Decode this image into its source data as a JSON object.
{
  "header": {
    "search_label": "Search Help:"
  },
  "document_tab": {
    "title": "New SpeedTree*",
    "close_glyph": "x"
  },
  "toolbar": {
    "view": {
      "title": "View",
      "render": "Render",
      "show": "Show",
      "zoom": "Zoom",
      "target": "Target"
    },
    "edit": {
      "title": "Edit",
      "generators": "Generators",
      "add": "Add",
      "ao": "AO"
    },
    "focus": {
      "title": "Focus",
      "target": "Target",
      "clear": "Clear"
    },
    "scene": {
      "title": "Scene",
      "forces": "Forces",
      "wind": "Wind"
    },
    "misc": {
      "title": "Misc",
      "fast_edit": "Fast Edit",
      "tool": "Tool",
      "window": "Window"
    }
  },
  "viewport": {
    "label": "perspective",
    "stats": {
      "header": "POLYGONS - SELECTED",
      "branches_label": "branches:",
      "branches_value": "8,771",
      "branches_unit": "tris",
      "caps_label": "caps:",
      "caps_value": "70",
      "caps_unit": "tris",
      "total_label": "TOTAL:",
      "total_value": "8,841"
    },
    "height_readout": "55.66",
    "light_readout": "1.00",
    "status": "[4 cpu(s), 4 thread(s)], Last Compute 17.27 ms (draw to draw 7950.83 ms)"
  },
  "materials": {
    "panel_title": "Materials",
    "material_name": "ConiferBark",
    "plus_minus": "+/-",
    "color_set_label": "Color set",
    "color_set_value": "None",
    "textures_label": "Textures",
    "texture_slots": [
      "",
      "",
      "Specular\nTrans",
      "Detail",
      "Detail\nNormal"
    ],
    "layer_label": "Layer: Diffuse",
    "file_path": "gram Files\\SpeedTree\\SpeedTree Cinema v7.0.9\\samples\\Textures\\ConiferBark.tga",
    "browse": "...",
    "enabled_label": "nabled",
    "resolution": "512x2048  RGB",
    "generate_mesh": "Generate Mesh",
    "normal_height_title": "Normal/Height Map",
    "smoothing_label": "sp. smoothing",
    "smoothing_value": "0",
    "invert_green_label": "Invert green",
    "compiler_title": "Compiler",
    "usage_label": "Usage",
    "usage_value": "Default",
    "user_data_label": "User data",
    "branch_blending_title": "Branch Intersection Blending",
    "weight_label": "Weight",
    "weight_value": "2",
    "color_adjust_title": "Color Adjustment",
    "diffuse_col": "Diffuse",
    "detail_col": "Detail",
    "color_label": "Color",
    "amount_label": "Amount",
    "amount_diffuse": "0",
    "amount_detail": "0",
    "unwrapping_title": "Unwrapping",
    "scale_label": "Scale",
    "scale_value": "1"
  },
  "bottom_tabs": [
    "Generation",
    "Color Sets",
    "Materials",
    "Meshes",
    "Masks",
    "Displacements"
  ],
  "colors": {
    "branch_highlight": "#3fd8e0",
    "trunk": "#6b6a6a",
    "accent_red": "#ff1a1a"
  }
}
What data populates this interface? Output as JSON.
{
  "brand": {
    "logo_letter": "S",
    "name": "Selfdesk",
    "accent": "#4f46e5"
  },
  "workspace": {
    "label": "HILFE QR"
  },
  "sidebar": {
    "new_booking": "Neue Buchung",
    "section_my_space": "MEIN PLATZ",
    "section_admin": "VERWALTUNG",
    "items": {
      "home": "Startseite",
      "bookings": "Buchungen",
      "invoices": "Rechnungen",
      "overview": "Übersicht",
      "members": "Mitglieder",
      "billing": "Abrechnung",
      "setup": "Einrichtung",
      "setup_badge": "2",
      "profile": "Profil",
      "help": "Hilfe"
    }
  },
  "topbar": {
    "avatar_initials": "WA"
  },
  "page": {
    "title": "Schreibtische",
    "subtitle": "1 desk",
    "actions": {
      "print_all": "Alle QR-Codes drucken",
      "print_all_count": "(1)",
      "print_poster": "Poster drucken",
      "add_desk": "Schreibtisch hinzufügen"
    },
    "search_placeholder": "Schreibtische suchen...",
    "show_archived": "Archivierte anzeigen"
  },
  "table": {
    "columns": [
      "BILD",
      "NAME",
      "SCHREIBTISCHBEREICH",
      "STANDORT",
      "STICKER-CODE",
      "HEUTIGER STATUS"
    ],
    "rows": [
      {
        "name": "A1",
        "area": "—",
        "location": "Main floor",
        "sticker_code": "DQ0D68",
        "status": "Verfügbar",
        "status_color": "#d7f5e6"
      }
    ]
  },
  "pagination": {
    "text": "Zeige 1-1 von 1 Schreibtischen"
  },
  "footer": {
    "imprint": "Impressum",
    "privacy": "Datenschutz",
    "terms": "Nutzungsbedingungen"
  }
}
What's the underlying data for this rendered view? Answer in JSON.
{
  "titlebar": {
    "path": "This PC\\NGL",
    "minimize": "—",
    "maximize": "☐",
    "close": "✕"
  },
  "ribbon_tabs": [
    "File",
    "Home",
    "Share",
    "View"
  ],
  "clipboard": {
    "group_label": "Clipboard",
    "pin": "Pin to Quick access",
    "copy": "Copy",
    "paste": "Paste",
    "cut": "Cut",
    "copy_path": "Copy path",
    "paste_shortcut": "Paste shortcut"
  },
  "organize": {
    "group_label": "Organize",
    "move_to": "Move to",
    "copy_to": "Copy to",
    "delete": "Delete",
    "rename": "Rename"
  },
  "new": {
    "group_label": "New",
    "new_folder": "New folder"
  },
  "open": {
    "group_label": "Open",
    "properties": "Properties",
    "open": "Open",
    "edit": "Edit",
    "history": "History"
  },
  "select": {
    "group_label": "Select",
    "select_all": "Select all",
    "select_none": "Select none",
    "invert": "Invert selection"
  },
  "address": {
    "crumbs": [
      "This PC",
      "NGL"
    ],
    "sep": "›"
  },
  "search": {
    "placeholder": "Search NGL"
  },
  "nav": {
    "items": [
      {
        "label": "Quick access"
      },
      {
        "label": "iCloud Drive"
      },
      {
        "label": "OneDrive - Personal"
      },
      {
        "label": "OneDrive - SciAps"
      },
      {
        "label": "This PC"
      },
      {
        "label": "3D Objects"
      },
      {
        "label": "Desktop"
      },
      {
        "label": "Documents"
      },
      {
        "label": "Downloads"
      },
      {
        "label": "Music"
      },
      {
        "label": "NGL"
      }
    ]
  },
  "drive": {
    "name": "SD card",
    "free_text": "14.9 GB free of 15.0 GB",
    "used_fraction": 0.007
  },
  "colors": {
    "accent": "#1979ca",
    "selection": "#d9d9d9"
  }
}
+--
Print out every record again, exactly and in full.

:: FINAL RESULT ::
Decode this image into its source data as a JSON object.
{
  "header": {
    "search_label": "Search Help:"
  },
  "document_tab": {
    "title": "New SpeedTree*",
    "close_glyph": "x"
  },
  "toolbar": {
    "view": {
      "title": "View",
      "render": "Render",
      "show": "Show",
      "zoom": "Zoom",
      "target": "Target"
    },
    "edit": {
      "title": "Edit",
      "generators": "Generators",
      "add": "Add",
      "ao": "AO"
    },
    "focus": {
      "title": "Focus",
      "target": "Target",
      "clear": "Clear"
    },
    "scene": {
      "title": "Scene",
      "forces": "Forces",
      "wind": "Wind"
    },
    "misc": {
      "title": "Misc",
      "fast_edit": "Fast Edit",
      "tool": "Tool",
      "window": "Window"
    }
  },
  "viewport": {
    "label": "perspective",
    "stats": {
      "header": "POLYGONS - SELECTED",
      "branches_label": "branches:",
      "branches_value": "8,771",
      "branches_unit": "tris",
      "caps_label": "caps:",
      "caps_value": "70",
      "caps_unit": "tris",
      "total_label": "TOTAL:",
      "total_value": "8,841"
    },
    "height_readout": "55.66",
    "light_readout": "1.00",
    "status": "[4 cpu(s), 4 thread(s)], Last Compute 17.27 ms (draw to draw 7950.83 ms)"
  },
  "materials": {
    "panel_title": "Materials",
    "material_name": "ConiferBark",
    "plus_minus": "+/-",
    "color_set_label": "Color set",
    "color_set_value": "None",
    "textures_label": "Textures",
    "texture_slots": [
      "",
      "",
      "Specular\nTrans",
      "Detail",
      "Detail\nNormal"
    ],
    "layer_label": "Layer: Diffuse",
    "file_path": "gram Files\\SpeedTree\\SpeedTree Cinema v7.0.9\\samples\\Textures\\ConiferBark.tga",
    "browse": "...",
    "enabled_label": "nabled",
    "resolution": "512x2048  RGB",
    "generate_mesh": "Generate Mesh",
    "normal_height_title": "Normal/Height Map",
    "smoothing_label": "sp. smoothing",
    "smoothing_value": "0",
    "invert_green_label": "Invert green",
    "compiler_title": "Compiler",
    "usage_label": "Usage",
    "usage_value": "Default",
    "user_data_label": "User data",
    "branch_blending_title": "Branch Intersection Blending",
    "weight_label": "Weight",
    "weight_value": "2",
    "color_adjust_title": "Color Adjustment",
    "diffuse_col": "Diffuse",
    "detail_col": "Detail",
    "color_label": "Color",
    "amount_label": "Amount",
    "amount_diffuse": "0",
    "amount_detail": "0",
    "unwrapping_title": "Unwrapping",
    "scale_label": "Scale",
    "scale_value": "1"
  },
  "bottom_tabs": [
    "Generation",
    "Color Sets",
    "Materials",
    "Meshes",
    "Masks",
    "Displacements"
  ],
  "colors": {
    "branch_highlight": "#3fd8e0",
    "trunk": "#6b6a6a",
    "accent_red": "#ff1a1a"
  }
}
What data populates this interface? Output as JSON.
{
  "brand": {
    "logo_letter": "S",
    "name": "Selfdesk",
    "accent": "#4f46e5"
  },
  "workspace": {
    "label": "HILFE QR"
  },
  "sidebar": {
    "new_booking": "Neue Buchung",
    "section_my_space": "MEIN PLATZ",
    "section_admin": "VERWALTUNG",
    "items": {
      "home": "Startseite",
      "bookings": "Buchungen",
      "invoices": "Rechnungen",
      "overview": "Übersicht",
      "members": "Mitglieder",
      "billing": "Abrechnung",
      "setup": "Einrichtung",
      "setup_badge": "2",
      "profile": "Profil",
      "help": "Hilfe"
    }
  },
  "topbar": {
    "avatar_initials": "WA"
  },
  "page": {
    "title": "Schreibtische",
    "subtitle": "1 desk",
    "actions": {
      "print_all": "Alle QR-Codes drucken",
      "print_all_count": "(1)",
      "print_poster": "Poster drucken",
      "add_desk": "Schreibtisch hinzufügen"
    },
    "search_placeholder": "Schreibtische suchen...",
    "show_archived": "Archivierte anzeigen"
  },
  "table": {
    "columns": [
      "BILD",
      "NAME",
      "SCHREIBTISCHBEREICH",
      "STANDORT",
      "STICKER-CODE",
      "HEUTIGER STATUS"
    ],
    "rows": [
      {
        "name": "A1",
        "area": "—",
        "location": "Main floor",
        "sticker_code": "DQ0D68",
        "status": "Verfügbar",
        "status_color": "#d7f5e6"
      }
    ]
  },
  "pagination": {
    "text": "Zeige 1-1 von 1 Schreibtischen"
  },
  "footer": {
    "imprint": "Impressum",
    "privacy": "Datenschutz",
    "terms": "Nutzungsbedingungen"
  }
}
What's the underlying data for this rendered view? Answer in JSON.
{
  "titlebar": {
    "path": "This PC\\NGL",
    "minimize": "—",
    "maximize": "☐",
    "close": "✕"
  },
  "ribbon_tabs": [
    "File",
    "Home",
    "Share",
    "View"
  ],
  "clipboard": {
    "group_label": "Clipboard",
    "pin": "Pin to Quick access",
    "copy": "Copy",
    "paste": "Paste",
    "cut": "Cut",
    "copy_path": "Copy path",
    "paste_shortcut": "Paste shortcut"
  },
  "organize": {
    "group_label": "Organize",
    "move_to": "Move to",
    "copy_to": "Copy to",
    "delete": "Delete",
    "rename": "Rename"
  },
  "new": {
    "group_label": "New",
    "new_folder": "New folder"
  },
  "open": {
    "group_label": "Open",
    "properties": "Properties",
    "open": "Open",
    "edit": "Edit",
    "history": "History"
  },
  "select": {
    "group_label": "Select",
    "select_all": "Select all",
    "select_none": "Select none",
    "invert": "Invert selection"
  },
  "address": {
    "crumbs": [
      "This PC",
      "NGL"
    ],
    "sep": "›"
  },
  "search": {
    "placeholder": "Search NGL"
  },
  "nav": {
    "items": [
      {
        "label": "Quick access"
      },
      {
        "label": "iCloud Drive"
      },
      {
        "label": "OneDrive - Personal"
      },
      {
        "label": "OneDrive - SciAps"
      },
      {
        "label": "This PC"
      },
      {
        "label": "3D Objects"
      },
      {
        "label": "Desktop"
      },
      {
        "label": "Documents"
      },
      {
        "label": "Downloads"
      },
      {
        "label": "Music"
      },
      {
        "label": "NGL"
      }
    ]
  },
  "drive": {
    "name": "SD card",
    "free_text": "14.9 GB free of 15.0 GB",
    "used_fraction": 0.007
  },
  "colors": {
    "accent": "#1979ca",
    "selection": "#d9d9d9"
  }
}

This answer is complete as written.